*What the exercise asks*. Repeat the listing word for word. No pictures belong in the copy.

A run of records
☆ ☆ ☆ ☆ ☆
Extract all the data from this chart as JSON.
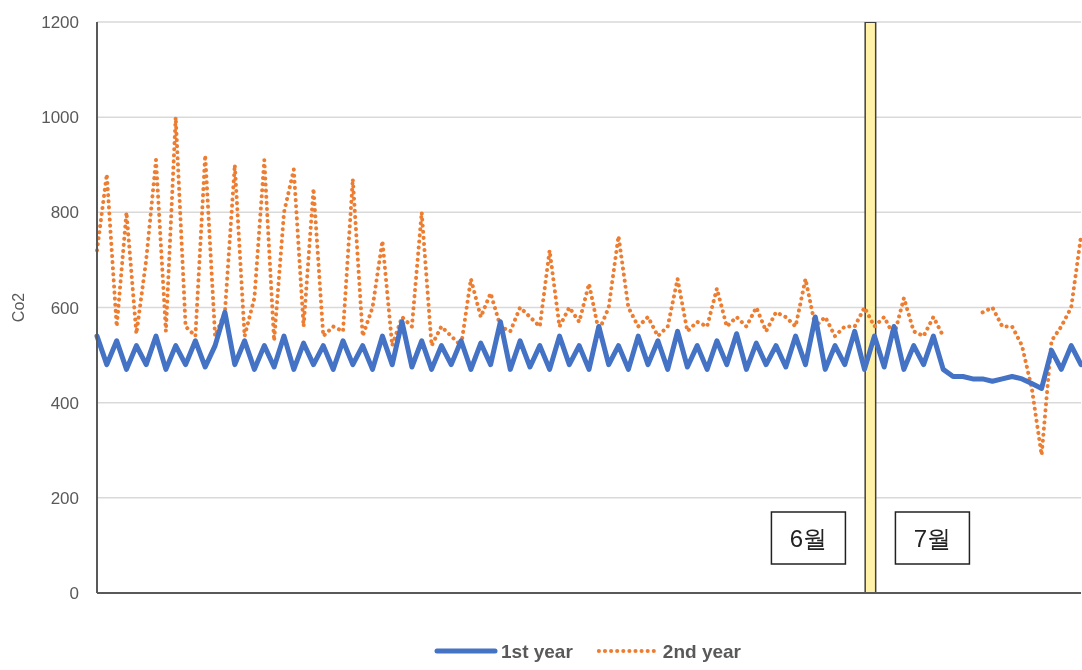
{
  "chart_data": {
    "type": "line",
    "ylabel": "Co2",
    "ylim": [
      0,
      1200
    ],
    "yticks": [
      0,
      200,
      400,
      600,
      800,
      1000,
      1200
    ],
    "tick_labels": "y",
    "grid": "y",
    "legend": "bottom",
    "categories": [
      null,
      null,
      null,
      null,
      null,
      null,
      null,
      null,
      null,
      null,
      null,
      null,
      null,
      null,
      null,
      null,
      null,
      null,
      null,
      null,
      null,
      null,
      null,
      null,
      null,
      null,
      null,
      null,
      null,
      null,
      null,
      null,
      null,
      null,
      null,
      null,
      null,
      null,
      null,
      null,
      null,
      null,
      null,
      null,
      null,
      null,
      null,
      null,
      null,
      null,
      null,
      null,
      null,
      null,
      null,
      null,
      null,
      null,
      null,
      null,
      null,
      null,
      null,
      null,
      null,
      null,
      null,
      null,
      null,
      null,
      null,
      null,
      null,
      null,
      null,
      null,
      null,
      null,
      null,
      null,
      null,
      null,
      null,
      null,
      null,
      null,
      null,
      null,
      null,
      null,
      null,
      null,
      null,
      null,
      null,
      null,
      null,
      null,
      null,
      null,
      null
    ],
    "series": [
      {
        "name": "1st year",
        "color": "#4472c4",
        "line_style": "solid",
        "values": [
          540,
          480,
          530,
          470,
          520,
          480,
          540,
          470,
          520,
          480,
          530,
          475,
          520,
          590,
          480,
          530,
          470,
          520,
          475,
          540,
          470,
          525,
          480,
          520,
          470,
          530,
          480,
          520,
          470,
          540,
          480,
          570,
          475,
          530,
          470,
          520,
          480,
          530,
          470,
          525,
          480,
          570,
          470,
          530,
          475,
          520,
          470,
          540,
          480,
          520,
          470,
          560,
          480,
          520,
          470,
          540,
          480,
          530,
          470,
          550,
          475,
          520,
          470,
          530,
          480,
          545,
          470,
          525,
          480,
          520,
          475,
          540,
          480,
          580,
          470,
          520,
          480,
          550,
          470,
          540,
          475,
          560,
          470,
          520,
          480,
          540,
          470,
          455,
          455,
          450,
          450,
          445,
          450,
          455,
          450,
          440,
          430,
          510,
          470,
          520,
          480
        ]
      },
      {
        "name": "2nd year",
        "color": "#ed7d31",
        "line_style": "dotted",
        "values": [
          720,
          880,
          560,
          800,
          545,
          700,
          910,
          550,
          1000,
          560,
          540,
          920,
          540,
          590,
          900,
          540,
          620,
          910,
          530,
          800,
          890,
          560,
          850,
          540,
          560,
          550,
          870,
          540,
          600,
          740,
          520,
          580,
          560,
          800,
          520,
          560,
          540,
          520,
          660,
          580,
          630,
          560,
          550,
          600,
          580,
          560,
          720,
          560,
          600,
          570,
          650,
          550,
          600,
          750,
          600,
          560,
          580,
          540,
          560,
          660,
          550,
          570,
          560,
          640,
          560,
          580,
          560,
          600,
          550,
          590,
          580,
          560,
          660,
          560,
          580,
          540,
          560,
          560,
          600,
          560,
          580,
          540,
          620,
          550,
          540,
          580,
          540,
          null,
          null,
          null,
          590,
          600,
          560,
          560,
          520,
          430,
          290,
          530,
          560,
          600,
          750
        ]
      }
    ],
    "annotations": [
      "6월",
      "7월"
    ]
  }
}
☆ ☆ ☆ ☆ ☆
*Complete answer*.
Extract all the data from this chart as JSON.
{
  "chart_data": {
    "type": "line",
    "ylabel": "Co2",
    "ylim": [
      0,
      1200
    ],
    "yticks": [
      0,
      200,
      400,
      600,
      800,
      1000,
      1200
    ],
    "tick_labels": "y",
    "grid": "y",
    "legend": "bottom",
    "categories": [
      null,
      null,
      null,
      null,
      null,
      null,
      null,
      null,
      null,
      null,
      null,
      null,
      null,
      null,
      null,
      null,
      null,
      null,
      null,
      null,
      null,
      null,
      null,
      null,
      null,
      null,
      null,
      null,
      null,
      null,
      null,
      null,
      null,
      null,
      null,
      null,
      null,
      null,
      null,
      null,
      null,
      null,
      null,
      null,
      null,
      null,
      null,
      null,
      null,
      null,
      null,
      null,
      null,
      null,
      null,
      null,
      null,
      null,
      null,
      null,
      null,
      null,
      null,
      null,
      null,
      null,
      null,
      null,
      null,
      null,
      null,
      null,
      null,
      null,
      null,
      null,
      null,
      null,
      null,
      null,
      null,
      null,
      null,
      null,
      null,
      null,
      null,
      null,
      null,
      null,
      null,
      null,
      null,
      null,
      null,
      null,
      null,
      null,
      null,
      null,
      null
    ],
    "series": [
      {
        "name": "1st year",
        "color": "#4472c4",
        "line_style": "solid",
        "values": [
          540,
          480,
          530,
          470,
          520,
          480,
          540,
          470,
          520,
          480,
          530,
          475,
          520,
          590,
          480,
          530,
          470,
          520,
          475,
          540,
          470,
          525,
          480,
          520,
          470,
          530,
          480,
          520,
          470,
          540,
          480,
          570,
          475,
          530,
          470,
          520,
          480,
          530,
          470,
          525,
          480,
          570,
          470,
          530,
          475,
          520,
          470,
          540,
          480,
          520,
          470,
          560,
          480,
          520,
          470,
          540,
          480,
          530,
          470,
          550,
          475,
          520,
          470,
          530,
          480,
          545,
          470,
          525,
          480,
          520,
          475,
          540,
          480,
          580,
          470,
          520,
          480,
          550,
          470,
          540,
          475,
          560,
          470,
          520,
          480,
          540,
          470,
          455,
          455,
          450,
          450,
          445,
          450,
          455,
          450,
          440,
          430,
          510,
          470,
          520,
          480
        ]
      },
      {
        "name": "2nd year",
        "color": "#ed7d31",
        "line_style": "dotted",
        "values": [
          720,
          880,
          560,
          800,
          545,
          700,
          910,
          550,
          1000,
          560,
          540,
          920,
          540,
          590,
          900,
          540,
          620,
          910,
          530,
          800,
          890,
          560,
          850,
          540,
          560,
          550,
          870,
          540,
          600,
          740,
          520,
          580,
          560,
          800,
          520,
          560,
          540,
          520,
          660,
          580,
          630,
          560,
          550,
          600,
          580,
          560,
          720,
          560,
          600,
          570,
          650,
          550,
          600,
          750,
          600,
          560,
          580,
          540,
          560,
          660,
          550,
          570,
          560,
          640,
          560,
          580,
          560,
          600,
          550,
          590,
          580,
          560,
          660,
          560,
          580,
          540,
          560,
          560,
          600,
          560,
          580,
          540,
          620,
          550,
          540,
          580,
          540,
          null,
          null,
          null,
          590,
          600,
          560,
          560,
          520,
          430,
          290,
          530,
          560,
          600,
          750
        ]
      }
    ],
    "annotations": [
      "6월",
      "7월"
    ]
  }
}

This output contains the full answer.